Text block:
The case before the Labour Court relates to the interpretation of the sick pay agreement between Arbio and the Paper Workers' Union. Although the latter is a member of LO, the paper workers are not affiliated to the AGS. In the paper industry, blue-collar and white-collar workers have uniform agreements on sick pay, which are almost identical with other sick pay agreements for white-collar workers in the private sector. So it may well be that all disputes regarding sick pay for this category of employees can solved once this case is settled.

The case concerns a worker at theVargön paper mill, who found that his employer had deducted 25% from his salary for his 15th sick day, as well as for the days before that. The Paper Workers' Union then used its prerogative of interpreting the collective agreement in disputes about pay. This is regulated in Section 35 in the Act on Joint Regulation of Working Life (Medbestämmandelagen, MBL) and it means that the employer has to pay what the union regards as the correct pay according to the agreement, or sue the union before the Labour Court within 10 days. Vargön chose to sue. The judgment will probably not be made until the beginning of the summer.

Data provided:
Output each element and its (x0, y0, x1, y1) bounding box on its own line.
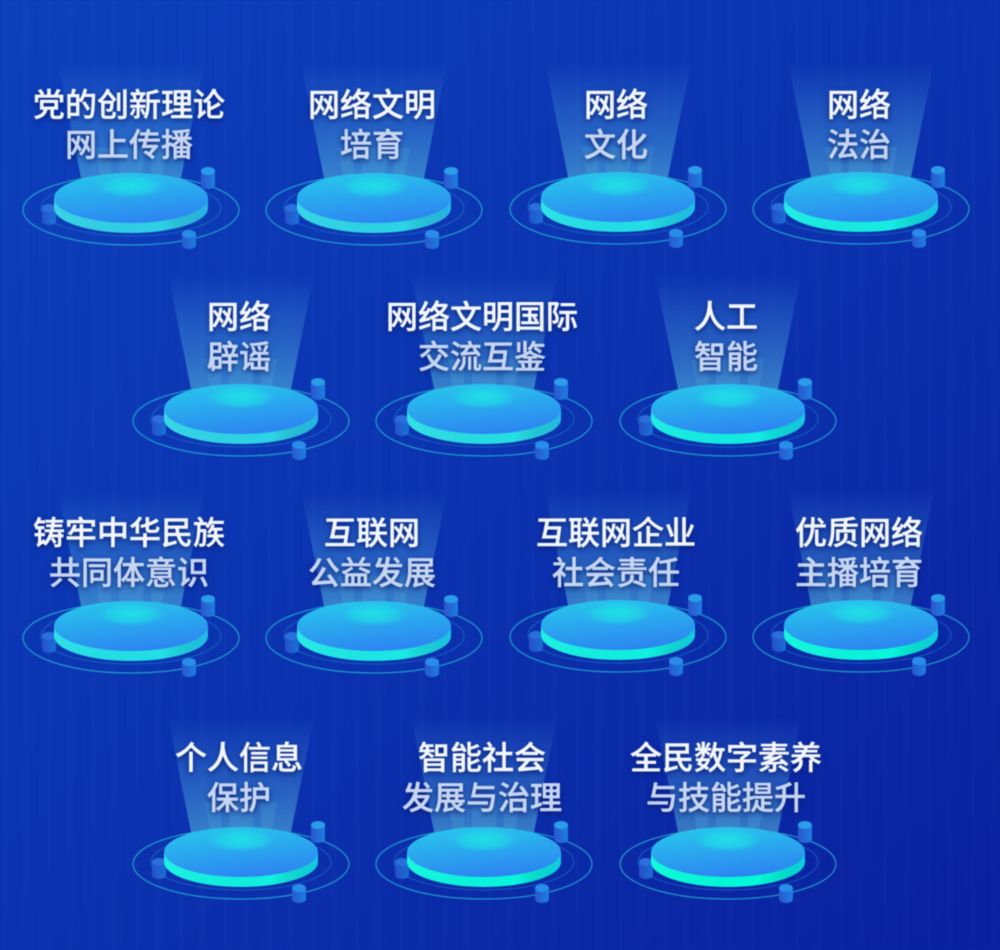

What the exercise asks: Reproduce verbatim the portion of the passage on the sick pay dispute starting with "The case before" and going on through "case is settled.". Work solely from the passage on the sick pay dispute, without recourse to the data.

Exercise result:
The case before the Labour Court relates to the interpretation of the sick pay agreement between Arbio and the Paper Workers' Union. Although the latter is a member of LO, the paper workers are not affiliated to the AGS. In the paper industry, blue-collar and white-collar workers have uniform agreements on sick pay, which are almost identical with other sick pay agreements for white-collar workers in the private sector. So it may well be that all disputes regarding sick pay for this category of employees can solved once this case is settled.